* start *

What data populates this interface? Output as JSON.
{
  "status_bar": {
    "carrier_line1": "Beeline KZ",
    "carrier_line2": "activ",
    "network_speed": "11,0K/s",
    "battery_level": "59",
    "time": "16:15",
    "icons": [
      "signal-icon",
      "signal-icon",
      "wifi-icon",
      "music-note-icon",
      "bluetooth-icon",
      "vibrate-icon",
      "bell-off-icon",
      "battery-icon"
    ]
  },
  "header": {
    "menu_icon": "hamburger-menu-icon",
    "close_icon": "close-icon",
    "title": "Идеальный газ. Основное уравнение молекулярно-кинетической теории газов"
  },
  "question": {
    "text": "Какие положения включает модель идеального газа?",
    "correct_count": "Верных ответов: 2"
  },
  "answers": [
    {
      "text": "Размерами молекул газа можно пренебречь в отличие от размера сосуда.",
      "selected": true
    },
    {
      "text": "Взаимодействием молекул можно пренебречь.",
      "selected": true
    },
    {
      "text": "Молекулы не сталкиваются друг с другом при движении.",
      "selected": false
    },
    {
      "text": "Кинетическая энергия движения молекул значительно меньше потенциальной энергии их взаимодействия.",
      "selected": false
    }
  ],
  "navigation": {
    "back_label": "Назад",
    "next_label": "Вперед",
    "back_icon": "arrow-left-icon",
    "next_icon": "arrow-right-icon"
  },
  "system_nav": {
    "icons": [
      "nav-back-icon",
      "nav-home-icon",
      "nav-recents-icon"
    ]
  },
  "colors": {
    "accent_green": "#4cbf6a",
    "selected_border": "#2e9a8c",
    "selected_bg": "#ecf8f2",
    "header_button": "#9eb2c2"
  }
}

* end *

Return every record, word for word.

What data populates this interface? Output as JSON.
{
  "status_bar": {
    "carrier_line1": "Beeline KZ",
    "carrier_line2": "activ",
    "network_speed": "11,0K/s",
    "battery_level": "59",
    "time": "16:15",
    "icons": [
      "signal-icon",
      "signal-icon",
      "wifi-icon",
      "music-note-icon",
      "bluetooth-icon",
      "vibrate-icon",
      "bell-off-icon",
      "battery-icon"
    ]
  },
  "header": {
    "menu_icon": "hamburger-menu-icon",
    "close_icon": "close-icon",
    "title": "Идеальный газ. Основное уравнение молекулярно-кинетической теории газов"
  },
  "question": {
    "text": "Какие положения включает модель идеального газа?",
    "correct_count": "Верных ответов: 2"
  },
  "answers": [
    {
      "text": "Размерами молекул газа можно пренебречь в отличие от размера сосуда.",
      "selected": true
    },
    {
      "text": "Взаимодействием молекул можно пренебречь.",
      "selected": true
    },
    {
      "text": "Молекулы не сталкиваются друг с другом при движении.",
      "selected": false
    },
    {
      "text": "Кинетическая энергия движения молекул значительно меньше потенциальной энергии их взаимодействия.",
      "selected": false
    }
  ],
  "navigation": {
    "back_label": "Назад",
    "next_label": "Вперед",
    "back_icon": "arrow-left-icon",
    "next_icon": "arrow-right-icon"
  },
  "system_nav": {
    "icons": [
      "nav-back-icon",
      "nav-home-icon",
      "nav-recents-icon"
    ]
  },
  "colors": {
    "accent_green": "#4cbf6a",
    "selected_border": "#2e9a8c",
    "selected_bg": "#ecf8f2",
    "header_button": "#9eb2c2"
  }
}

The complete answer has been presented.